-- What to produce --
Omit the pictures and return every entry exactly as written.

-- Data provided --
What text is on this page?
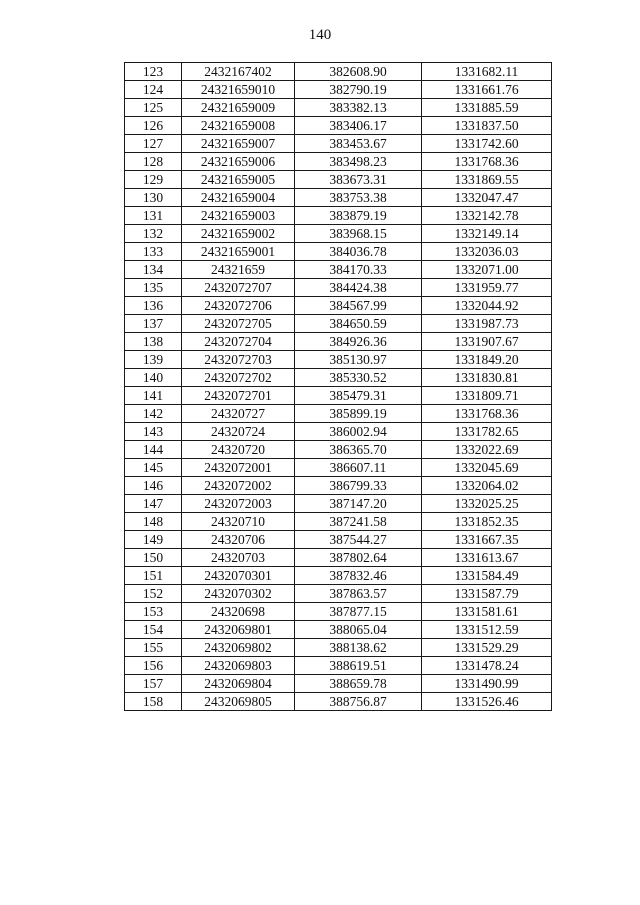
140
123	2432167402	382608.90	1331682.11
124	24321659010	382790.19	1331661.76
125	24321659009	383382.13	1331885.59
126	24321659008	383406.17	1331837.50
127	24321659007	383453.67	1331742.60
128	24321659006	383498.23	1331768.36
129	24321659005	383673.31	1331869.55
130	24321659004	383753.38	1332047.47
131	24321659003	383879.19	1332142.78
132	24321659002	383968.15	1332149.14
133	24321659001	384036.78	1332036.03
134	24321659	384170.33	1332071.00
135	2432072707	384424.38	1331959.77
136	2432072706	384567.99	1332044.92
137	2432072705	384650.59	1331987.73
138	2432072704	384926.36	1331907.67
139	2432072703	385130.97	1331849.20
140	2432072702	385330.52	1331830.81
141	2432072701	385479.31	1331809.71
142	24320727	385899.19	1331768.36
143	24320724	386002.94	1331782.65
144	24320720	386365.70	1332022.69
145	2432072001	386607.11	1332045.69
146	2432072002	386799.33	1332064.02
147	2432072003	387147.20	1332025.25
148	24320710	387241.58	1331852.35
149	24320706	387544.27	1331667.35
150	24320703	387802.64	1331613.67
151	2432070301	387832.46	1331584.49
152	2432070302	387863.57	1331587.79
153	24320698	387877.15	1331581.61
154	2432069801	388065.04	1331512.59
155	2432069802	388138.62	1331529.29
156	2432069803	388619.51	1331478.24
157	2432069804	388659.78	1331490.99
158	2432069805	388756.87	1331526.46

-- Result of the exercise --
What text is on this page?
140
123	2432167402	382608.90	1331682.11
124	24321659010	382790.19	1331661.76
125	24321659009	383382.13	1331885.59
126	24321659008	383406.17	1331837.50
127	24321659007	383453.67	1331742.60
128	24321659006	383498.23	1331768.36
129	24321659005	383673.31	1331869.55
130	24321659004	383753.38	1332047.47
131	24321659003	383879.19	1332142.78
132	24321659002	383968.15	1332149.14
133	24321659001	384036.78	1332036.03
134	24321659	384170.33	1332071.00
135	2432072707	384424.38	1331959.77
136	2432072706	384567.99	1332044.92
137	2432072705	384650.59	1331987.73
138	2432072704	384926.36	1331907.67
139	2432072703	385130.97	1331849.20
140	2432072702	385330.52	1331830.81
141	2432072701	385479.31	1331809.71
142	24320727	385899.19	1331768.36
143	24320724	386002.94	1331782.65
144	24320720	386365.70	1332022.69
145	2432072001	386607.11	1332045.69
146	2432072002	386799.33	1332064.02
147	2432072003	387147.20	1332025.25
148	24320710	387241.58	1331852.35
149	24320706	387544.27	1331667.35
150	24320703	387802.64	1331613.67
151	2432070301	387832.46	1331584.49
152	2432070302	387863.57	1331587.79
153	24320698	387877.15	1331581.61
154	2432069801	388065.04	1331512.59
155	2432069802	388138.62	1331529.29
156	2432069803	388619.51	1331478.24
157	2432069804	388659.78	1331490.99
158	2432069805	388756.87	1331526.46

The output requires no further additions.